Given exercise ▸
Each line containing the word "source" needs to be copied.

Saved data entries ▸
[BEGIN]
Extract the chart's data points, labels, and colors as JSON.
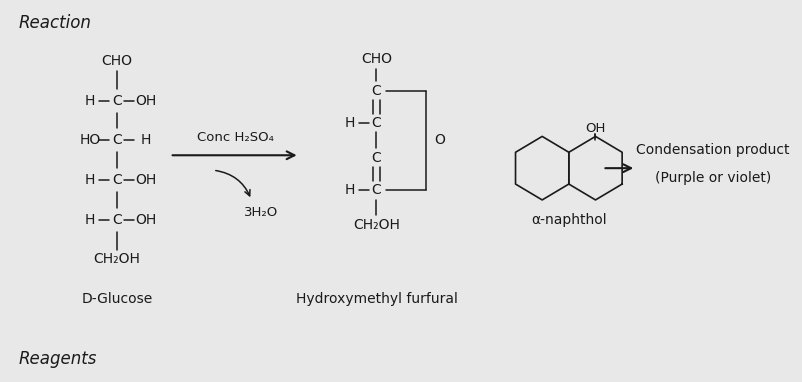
{
  "bg_color": "#e8e8e8",
  "title": "Reaction",
  "reagents_label": "Reagents",
  "font_color": "#1a1a1a",
  "glucose_label": "D-Glucose",
  "hmf_label": "Hydroxymethyl furfural",
  "condensation_label1": "Condensation product",
  "condensation_label2": "(Purple or violet)",
  "alpha_naphthol_label": "α-naphthol",
  "reagent_arrow_label1": "Conc H₂SO₄",
  "reagent_arrow_label2": "3H₂O"
}
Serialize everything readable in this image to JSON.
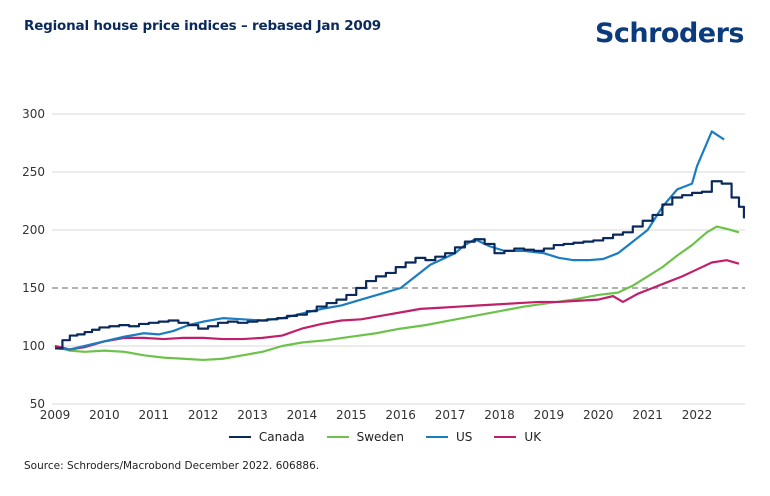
{
  "header": {
    "title": "Regional house price indices – rebased Jan 2009",
    "brand": "Schroders"
  },
  "footer": {
    "source": "Source: Schroders/Macrobond December 2022. 606886."
  },
  "chart_data": {
    "type": "line",
    "title": "Regional house price indices – rebased Jan 2009",
    "xlabel": "",
    "ylabel": "",
    "xlim": [
      2009,
      2023
    ],
    "ylim": [
      50,
      300
    ],
    "yticks": [
      50,
      100,
      150,
      200,
      250,
      300
    ],
    "xticks": [
      2009,
      2010,
      2011,
      2012,
      2013,
      2014,
      2015,
      2016,
      2017,
      2018,
      2019,
      2020,
      2021,
      2022
    ],
    "grid": "horizontal",
    "reference_line": {
      "value": 150,
      "style": "dashed",
      "color": "#999999"
    },
    "legend_position": "bottom-center",
    "series": [
      {
        "name": "Canada",
        "color": "#0b2a5b",
        "step": true,
        "x": [
          2009.0,
          2009.15,
          2009.3,
          2009.45,
          2009.6,
          2009.75,
          2009.9,
          2010.1,
          2010.3,
          2010.5,
          2010.7,
          2010.9,
          2011.1,
          2011.3,
          2011.5,
          2011.7,
          2011.9,
          2012.1,
          2012.3,
          2012.5,
          2012.7,
          2012.9,
          2013.1,
          2013.3,
          2013.5,
          2013.7,
          2013.9,
          2014.1,
          2014.3,
          2014.5,
          2014.7,
          2014.9,
          2015.1,
          2015.3,
          2015.5,
          2015.7,
          2015.9,
          2016.1,
          2016.3,
          2016.5,
          2016.7,
          2016.9,
          2017.1,
          2017.3,
          2017.5,
          2017.7,
          2017.9,
          2018.1,
          2018.3,
          2018.5,
          2018.7,
          2018.9,
          2019.1,
          2019.3,
          2019.5,
          2019.7,
          2019.9,
          2020.1,
          2020.3,
          2020.5,
          2020.7,
          2020.9,
          2021.1,
          2021.3,
          2021.5,
          2021.7,
          2021.9,
          2022.1,
          2022.3,
          2022.5,
          2022.7,
          2022.85,
          2022.95
        ],
        "values": [
          98,
          105,
          109,
          110,
          112,
          114,
          116,
          117,
          118,
          117,
          119,
          120,
          121,
          122,
          120,
          118,
          115,
          117,
          120,
          121,
          120,
          121,
          122,
          123,
          124,
          126,
          127,
          130,
          134,
          137,
          140,
          144,
          150,
          156,
          160,
          163,
          168,
          172,
          176,
          174,
          177,
          180,
          185,
          190,
          192,
          188,
          180,
          182,
          184,
          183,
          182,
          184,
          187,
          188,
          189,
          190,
          191,
          193,
          196,
          198,
          203,
          208,
          213,
          222,
          228,
          230,
          232,
          233,
          242,
          240,
          228,
          220,
          210
        ]
      },
      {
        "name": "Sweden",
        "color": "#6cc24a",
        "step": false,
        "x": [
          2009.0,
          2009.3,
          2009.6,
          2010.0,
          2010.4,
          2010.8,
          2011.2,
          2011.6,
          2012.0,
          2012.4,
          2012.8,
          2013.2,
          2013.6,
          2014.0,
          2014.5,
          2015.0,
          2015.5,
          2016.0,
          2016.5,
          2017.0,
          2017.5,
          2018.0,
          2018.5,
          2019.0,
          2019.5,
          2020.0,
          2020.4,
          2020.7,
          2021.0,
          2021.3,
          2021.6,
          2021.9,
          2022.2,
          2022.4,
          2022.6,
          2022.85
        ],
        "values": [
          100,
          96,
          95,
          96,
          95,
          92,
          90,
          89,
          88,
          89,
          92,
          95,
          100,
          103,
          105,
          108,
          111,
          115,
          118,
          122,
          126,
          130,
          134,
          137,
          140,
          144,
          146,
          152,
          160,
          168,
          178,
          187,
          198,
          203,
          201,
          198
        ]
      },
      {
        "name": "US",
        "color": "#1b7dc1",
        "step": false,
        "x": [
          2009.0,
          2009.3,
          2009.6,
          2010.0,
          2010.4,
          2010.8,
          2011.1,
          2011.4,
          2011.7,
          2012.0,
          2012.4,
          2012.8,
          2013.2,
          2013.6,
          2014.0,
          2014.4,
          2014.8,
          2015.2,
          2015.6,
          2016.0,
          2016.3,
          2016.6,
          2016.9,
          2017.1,
          2017.3,
          2017.5,
          2017.8,
          2018.1,
          2018.5,
          2018.9,
          2019.2,
          2019.5,
          2019.8,
          2020.1,
          2020.4,
          2020.7,
          2021.0,
          2021.3,
          2021.6,
          2021.9,
          2022.0,
          2022.3,
          2022.55
        ],
        "values": [
          98,
          97,
          100,
          104,
          108,
          111,
          110,
          113,
          118,
          121,
          124,
          123,
          122,
          124,
          128,
          132,
          135,
          140,
          145,
          150,
          160,
          170,
          176,
          180,
          187,
          192,
          186,
          182,
          182,
          180,
          176,
          174,
          174,
          175,
          180,
          190,
          200,
          220,
          235,
          240,
          255,
          285,
          278
        ]
      },
      {
        "name": "UK",
        "color": "#c0206a",
        "step": false,
        "x": [
          2009.0,
          2009.3,
          2009.6,
          2010.0,
          2010.4,
          2010.8,
          2011.2,
          2011.6,
          2012.0,
          2012.4,
          2012.8,
          2013.2,
          2013.6,
          2014.0,
          2014.4,
          2014.8,
          2015.2,
          2015.6,
          2016.0,
          2016.4,
          2016.8,
          2017.2,
          2017.6,
          2018.0,
          2018.4,
          2018.8,
          2019.2,
          2019.6,
          2020.0,
          2020.3,
          2020.5,
          2020.8,
          2021.1,
          2021.4,
          2021.7,
          2022.0,
          2022.3,
          2022.6,
          2022.85
        ],
        "values": [
          100,
          97,
          99,
          104,
          107,
          107,
          106,
          107,
          107,
          106,
          106,
          107,
          109,
          115,
          119,
          122,
          123,
          126,
          129,
          132,
          133,
          134,
          135,
          136,
          137,
          138,
          138,
          139,
          140,
          143,
          138,
          145,
          150,
          155,
          160,
          166,
          172,
          174,
          171
        ]
      }
    ]
  }
}
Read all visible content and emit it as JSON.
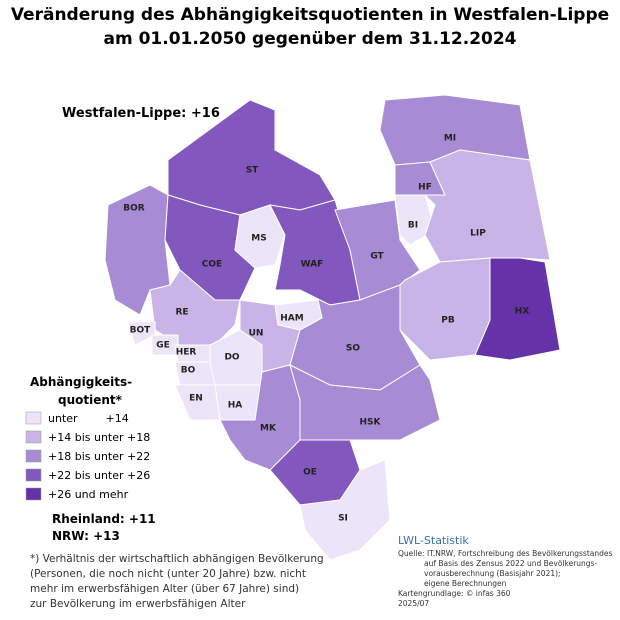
{
  "title": [
    "Veränderung des Abhängigkeitsquotienten in Westfalen-Lippe",
    "am 01.01.2050 gegenüber dem 31.12.2024"
  ],
  "total": "Westfalen-Lippe: +16",
  "legend": {
    "title": [
      "Abhängigkeits-",
      "quotient*"
    ],
    "items": [
      {
        "label": "unter        +14",
        "color": "#ece4f8"
      },
      {
        "label": "+14 bis unter +18",
        "color": "#c8b4e6"
      },
      {
        "label": "+18 bis unter +22",
        "color": "#a78bd4"
      },
      {
        "label": "+22 bis unter +26",
        "color": "#8257be"
      },
      {
        "label": "+26 und mehr",
        "color": "#6632a8"
      }
    ]
  },
  "comparisons": [
    "Rheinland: +11",
    "NRW: +13"
  ],
  "footnote": [
    "*) Verhältnis der wirtschaftlich abhängigen Bevölkerung",
    "(Personen, die noch nicht (unter 20 Jahre) bzw. nicht",
    "mehr im erwerbsfähigen Alter (über 67 Jahre) sind)",
    "zur Bevölkerung im erwerbsfähigen Alter"
  ],
  "brand": "LWL-Statistik",
  "source": [
    "Quelle: IT.NRW, Fortschreibung des Bevölkerungsstandes",
    "auf Basis des Zensus 2022 und Bevölkerungs-",
    "vorausberechnung (Basisjahr 2021);",
    "eigene Berechnungen",
    "Kartengrundlage: © infas 360",
    "2025/07"
  ],
  "regions": [
    {
      "label": "BOR",
      "color": "#a78bd4"
    },
    {
      "label": "ST",
      "color": "#8257be"
    },
    {
      "label": "COE",
      "color": "#8257be"
    },
    {
      "label": "MS",
      "color": "#ece4f8"
    },
    {
      "label": "WAF",
      "color": "#8257be"
    },
    {
      "label": "GT",
      "color": "#a78bd4"
    },
    {
      "label": "BI",
      "color": "#ece4f8"
    },
    {
      "label": "MI",
      "color": "#a78bd4"
    },
    {
      "label": "HF",
      "color": "#a78bd4"
    },
    {
      "label": "LIP",
      "color": "#c8b4e6"
    },
    {
      "label": "HX",
      "color": "#6632a8"
    },
    {
      "label": "PB",
      "color": "#c8b4e6"
    },
    {
      "label": "RE",
      "color": "#c8b4e6"
    },
    {
      "label": "BOT",
      "color": "#ece4f8"
    },
    {
      "label": "GE",
      "color": "#ece4f8"
    },
    {
      "label": "HER",
      "color": "#ece4f8"
    },
    {
      "label": "BO",
      "color": "#ece4f8"
    },
    {
      "label": "DO",
      "color": "#ece4f8"
    },
    {
      "label": "HAM",
      "color": "#ece4f8"
    },
    {
      "label": "UN",
      "color": "#c8b4e6"
    },
    {
      "label": "EN",
      "color": "#ece4f8"
    },
    {
      "label": "HA",
      "color": "#ece4f8"
    },
    {
      "label": "SO",
      "color": "#a78bd4"
    },
    {
      "label": "MK",
      "color": "#a78bd4"
    },
    {
      "label": "HSK",
      "color": "#a78bd4"
    },
    {
      "label": "OE",
      "color": "#8257be"
    },
    {
      "label": "SI",
      "color": "#ece4f8"
    }
  ]
}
[END]
Written answer ▸
    "source": "Source: Schroders/Macrobond December 2022. 606886."
  "source": [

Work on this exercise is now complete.